• **Dataset excerpts**

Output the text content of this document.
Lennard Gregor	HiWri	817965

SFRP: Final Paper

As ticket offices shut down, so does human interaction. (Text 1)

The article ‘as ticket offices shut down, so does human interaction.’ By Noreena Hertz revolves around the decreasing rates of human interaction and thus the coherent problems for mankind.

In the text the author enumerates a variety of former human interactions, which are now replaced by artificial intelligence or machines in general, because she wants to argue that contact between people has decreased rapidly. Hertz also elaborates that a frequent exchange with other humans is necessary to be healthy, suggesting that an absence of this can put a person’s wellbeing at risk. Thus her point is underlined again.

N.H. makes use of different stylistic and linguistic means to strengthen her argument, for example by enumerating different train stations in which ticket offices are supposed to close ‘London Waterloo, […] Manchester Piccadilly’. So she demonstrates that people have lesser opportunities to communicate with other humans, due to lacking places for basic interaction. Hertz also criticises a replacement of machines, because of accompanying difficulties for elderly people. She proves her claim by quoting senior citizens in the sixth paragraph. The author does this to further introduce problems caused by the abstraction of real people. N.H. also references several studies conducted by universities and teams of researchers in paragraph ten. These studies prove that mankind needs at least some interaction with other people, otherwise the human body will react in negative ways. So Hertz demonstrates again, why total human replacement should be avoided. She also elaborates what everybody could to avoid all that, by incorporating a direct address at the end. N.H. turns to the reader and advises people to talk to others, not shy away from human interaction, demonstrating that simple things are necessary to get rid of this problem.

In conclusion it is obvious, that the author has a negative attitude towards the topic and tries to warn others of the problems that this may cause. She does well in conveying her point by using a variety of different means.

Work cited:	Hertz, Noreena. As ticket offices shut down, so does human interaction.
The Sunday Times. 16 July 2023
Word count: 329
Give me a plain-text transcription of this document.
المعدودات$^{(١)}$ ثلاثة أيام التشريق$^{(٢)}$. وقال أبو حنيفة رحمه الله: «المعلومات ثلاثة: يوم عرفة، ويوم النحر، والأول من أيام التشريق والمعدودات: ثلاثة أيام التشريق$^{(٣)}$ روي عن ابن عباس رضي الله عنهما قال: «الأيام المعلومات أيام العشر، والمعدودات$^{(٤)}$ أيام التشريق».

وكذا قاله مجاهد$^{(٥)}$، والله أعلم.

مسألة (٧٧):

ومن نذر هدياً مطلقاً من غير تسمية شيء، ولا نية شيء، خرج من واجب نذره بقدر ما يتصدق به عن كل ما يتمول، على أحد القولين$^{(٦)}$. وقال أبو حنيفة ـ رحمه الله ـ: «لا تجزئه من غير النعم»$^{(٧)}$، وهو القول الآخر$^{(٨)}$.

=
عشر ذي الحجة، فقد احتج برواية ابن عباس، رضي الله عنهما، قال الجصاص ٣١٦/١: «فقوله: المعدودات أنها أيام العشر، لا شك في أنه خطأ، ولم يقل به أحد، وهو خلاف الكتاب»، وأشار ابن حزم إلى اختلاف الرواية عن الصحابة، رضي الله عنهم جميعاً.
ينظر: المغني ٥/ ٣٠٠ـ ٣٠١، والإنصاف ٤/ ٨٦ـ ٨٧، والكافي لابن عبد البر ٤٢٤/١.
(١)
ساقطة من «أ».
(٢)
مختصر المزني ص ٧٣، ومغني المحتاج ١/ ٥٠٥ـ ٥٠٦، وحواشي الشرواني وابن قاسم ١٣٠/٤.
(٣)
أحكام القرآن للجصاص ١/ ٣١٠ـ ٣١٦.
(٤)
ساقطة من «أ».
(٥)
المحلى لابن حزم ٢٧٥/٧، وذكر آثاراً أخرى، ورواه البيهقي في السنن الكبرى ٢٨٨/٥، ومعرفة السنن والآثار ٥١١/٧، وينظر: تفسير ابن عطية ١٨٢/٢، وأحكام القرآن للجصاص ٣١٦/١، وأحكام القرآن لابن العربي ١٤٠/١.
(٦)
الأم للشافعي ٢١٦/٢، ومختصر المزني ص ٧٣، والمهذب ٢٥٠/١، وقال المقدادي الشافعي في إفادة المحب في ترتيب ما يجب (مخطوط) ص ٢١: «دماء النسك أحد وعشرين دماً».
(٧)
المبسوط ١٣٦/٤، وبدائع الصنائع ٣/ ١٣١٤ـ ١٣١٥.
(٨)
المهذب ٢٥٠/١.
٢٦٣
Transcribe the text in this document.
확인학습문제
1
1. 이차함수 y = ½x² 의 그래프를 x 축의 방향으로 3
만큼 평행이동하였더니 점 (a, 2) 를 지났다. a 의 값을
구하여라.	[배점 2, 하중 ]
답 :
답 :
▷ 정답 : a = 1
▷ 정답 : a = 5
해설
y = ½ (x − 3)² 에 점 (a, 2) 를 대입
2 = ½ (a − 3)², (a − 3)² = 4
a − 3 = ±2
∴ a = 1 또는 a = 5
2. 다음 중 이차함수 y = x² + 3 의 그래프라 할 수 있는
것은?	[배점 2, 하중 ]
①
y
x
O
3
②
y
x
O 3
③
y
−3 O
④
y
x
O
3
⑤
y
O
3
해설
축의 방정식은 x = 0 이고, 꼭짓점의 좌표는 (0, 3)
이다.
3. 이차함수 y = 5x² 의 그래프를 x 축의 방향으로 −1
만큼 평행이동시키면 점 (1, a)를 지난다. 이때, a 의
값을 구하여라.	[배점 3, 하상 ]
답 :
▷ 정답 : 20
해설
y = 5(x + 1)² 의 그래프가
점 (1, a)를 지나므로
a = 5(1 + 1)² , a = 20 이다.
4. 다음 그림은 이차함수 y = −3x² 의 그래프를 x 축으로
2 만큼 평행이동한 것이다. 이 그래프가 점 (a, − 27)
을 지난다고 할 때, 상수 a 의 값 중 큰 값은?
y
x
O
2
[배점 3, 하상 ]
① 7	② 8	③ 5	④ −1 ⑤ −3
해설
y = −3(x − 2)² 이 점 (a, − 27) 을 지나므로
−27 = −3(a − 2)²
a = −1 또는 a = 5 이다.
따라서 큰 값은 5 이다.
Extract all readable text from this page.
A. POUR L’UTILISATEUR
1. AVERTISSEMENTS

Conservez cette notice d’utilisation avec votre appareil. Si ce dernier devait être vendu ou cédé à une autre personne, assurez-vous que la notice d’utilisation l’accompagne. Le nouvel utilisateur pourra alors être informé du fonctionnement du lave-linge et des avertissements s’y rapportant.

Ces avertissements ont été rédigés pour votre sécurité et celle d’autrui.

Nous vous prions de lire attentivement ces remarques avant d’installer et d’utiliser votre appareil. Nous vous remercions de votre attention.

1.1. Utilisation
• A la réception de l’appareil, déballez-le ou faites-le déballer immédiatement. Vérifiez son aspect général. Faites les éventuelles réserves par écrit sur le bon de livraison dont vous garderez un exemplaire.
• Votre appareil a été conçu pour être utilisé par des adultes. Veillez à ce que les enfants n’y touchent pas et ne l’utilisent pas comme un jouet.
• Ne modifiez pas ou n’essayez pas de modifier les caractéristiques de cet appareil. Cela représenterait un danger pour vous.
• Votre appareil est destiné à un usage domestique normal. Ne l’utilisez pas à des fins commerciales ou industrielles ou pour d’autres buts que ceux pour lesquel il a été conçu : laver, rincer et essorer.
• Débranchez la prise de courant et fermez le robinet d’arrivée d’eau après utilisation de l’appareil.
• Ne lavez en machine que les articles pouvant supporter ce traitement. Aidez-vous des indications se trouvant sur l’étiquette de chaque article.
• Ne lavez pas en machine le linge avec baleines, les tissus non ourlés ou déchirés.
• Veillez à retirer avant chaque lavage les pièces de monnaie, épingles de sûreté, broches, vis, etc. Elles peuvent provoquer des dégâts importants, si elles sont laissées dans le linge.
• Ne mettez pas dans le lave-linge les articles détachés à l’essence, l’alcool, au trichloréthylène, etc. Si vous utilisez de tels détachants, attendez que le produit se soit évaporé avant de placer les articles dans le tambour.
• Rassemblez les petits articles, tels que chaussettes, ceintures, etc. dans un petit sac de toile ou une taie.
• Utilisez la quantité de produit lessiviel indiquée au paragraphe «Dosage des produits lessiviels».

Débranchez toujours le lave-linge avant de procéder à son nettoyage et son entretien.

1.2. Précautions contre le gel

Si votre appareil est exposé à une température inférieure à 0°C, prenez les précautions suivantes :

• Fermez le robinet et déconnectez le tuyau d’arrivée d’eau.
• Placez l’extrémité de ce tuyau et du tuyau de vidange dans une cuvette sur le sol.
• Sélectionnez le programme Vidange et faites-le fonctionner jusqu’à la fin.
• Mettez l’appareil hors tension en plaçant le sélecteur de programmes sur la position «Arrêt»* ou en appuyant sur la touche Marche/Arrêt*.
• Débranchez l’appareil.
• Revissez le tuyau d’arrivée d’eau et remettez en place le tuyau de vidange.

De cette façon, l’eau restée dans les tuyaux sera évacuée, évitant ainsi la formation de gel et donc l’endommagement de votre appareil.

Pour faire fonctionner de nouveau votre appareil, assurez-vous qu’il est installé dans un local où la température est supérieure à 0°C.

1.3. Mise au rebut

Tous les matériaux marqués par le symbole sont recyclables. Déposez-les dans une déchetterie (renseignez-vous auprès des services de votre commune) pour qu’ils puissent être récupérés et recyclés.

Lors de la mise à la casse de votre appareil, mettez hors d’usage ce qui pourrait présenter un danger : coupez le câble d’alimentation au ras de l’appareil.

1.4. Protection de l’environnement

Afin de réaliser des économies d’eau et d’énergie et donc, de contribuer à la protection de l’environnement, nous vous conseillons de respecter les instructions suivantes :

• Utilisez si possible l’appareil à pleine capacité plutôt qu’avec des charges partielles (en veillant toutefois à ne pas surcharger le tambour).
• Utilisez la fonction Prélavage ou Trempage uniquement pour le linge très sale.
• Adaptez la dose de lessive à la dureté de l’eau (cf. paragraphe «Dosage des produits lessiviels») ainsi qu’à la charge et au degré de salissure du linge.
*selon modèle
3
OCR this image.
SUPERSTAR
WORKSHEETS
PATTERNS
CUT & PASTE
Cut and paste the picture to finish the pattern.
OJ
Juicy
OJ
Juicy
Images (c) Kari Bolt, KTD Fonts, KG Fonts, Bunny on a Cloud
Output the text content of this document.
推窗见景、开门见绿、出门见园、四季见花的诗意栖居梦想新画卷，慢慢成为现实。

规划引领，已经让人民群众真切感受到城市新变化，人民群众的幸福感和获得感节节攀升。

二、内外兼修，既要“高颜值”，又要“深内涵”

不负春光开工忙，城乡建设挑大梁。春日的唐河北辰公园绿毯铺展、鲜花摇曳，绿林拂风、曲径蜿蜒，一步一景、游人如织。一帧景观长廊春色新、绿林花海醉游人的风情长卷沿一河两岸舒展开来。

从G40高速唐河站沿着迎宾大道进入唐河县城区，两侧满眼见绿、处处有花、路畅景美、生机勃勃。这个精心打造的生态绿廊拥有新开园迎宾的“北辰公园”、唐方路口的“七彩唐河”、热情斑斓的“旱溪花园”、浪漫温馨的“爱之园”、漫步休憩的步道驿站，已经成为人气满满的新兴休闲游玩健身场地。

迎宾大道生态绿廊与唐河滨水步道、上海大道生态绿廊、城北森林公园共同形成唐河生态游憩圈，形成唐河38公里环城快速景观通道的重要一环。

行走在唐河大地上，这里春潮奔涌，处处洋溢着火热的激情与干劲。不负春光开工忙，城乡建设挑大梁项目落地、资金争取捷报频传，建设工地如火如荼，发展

• **Set problem**
Reproduce exactly the line containing "OCR this image." and every line after it through the end of the records above, and nothing else.

• **Output of the exercise**
OCR this image.
SUPERSTAR
WORKSHEETS
PATTERNS
CUT & PASTE
Cut and paste the picture to finish the pattern.
OJ
Juicy
OJ
Juicy
Images (c) Kari Bolt, KTD Fonts, KG Fonts, Bunny on a Cloud
Output the text content of this document.
推窗见景、开门见绿、出门见园、四季见花的诗意栖居梦想新画卷，慢慢成为现实。

规划引领，已经让人民群众真切感受到城市新变化，人民群众的幸福感和获得感节节攀升。

二、内外兼修，既要“高颜值”，又要“深内涵”

不负春光开工忙，城乡建设挑大梁。春日的唐河北辰公园绿毯铺展、鲜花摇曳，绿林拂风、曲径蜿蜒，一步一景、游人如织。一帧景观长廊春色新、绿林花海醉游人的风情长卷沿一河两岸舒展开来。

从G40高速唐河站沿着迎宾大道进入唐河县城区，两侧满眼见绿、处处有花、路畅景美、生机勃勃。这个精心打造的生态绿廊拥有新开园迎宾的“北辰公园”、唐方路口的“七彩唐河”、热情斑斓的“旱溪花园”、浪漫温馨的“爱之园”、漫步休憩的步道驿站，已经成为人气满满的新兴休闲游玩健身场地。

迎宾大道生态绿廊与唐河滨水步道、上海大道生态绿廊、城北森林公园共同形成唐河生态游憩圈，形成唐河38公里环城快速景观通道的重要一环。

行走在唐河大地上，这里春潮奔涌，处处洋溢着火热的激情与干劲。不负春光开工忙，城乡建设挑大梁项目落地、资金争取捷报频传，建设工地如火如荼，发展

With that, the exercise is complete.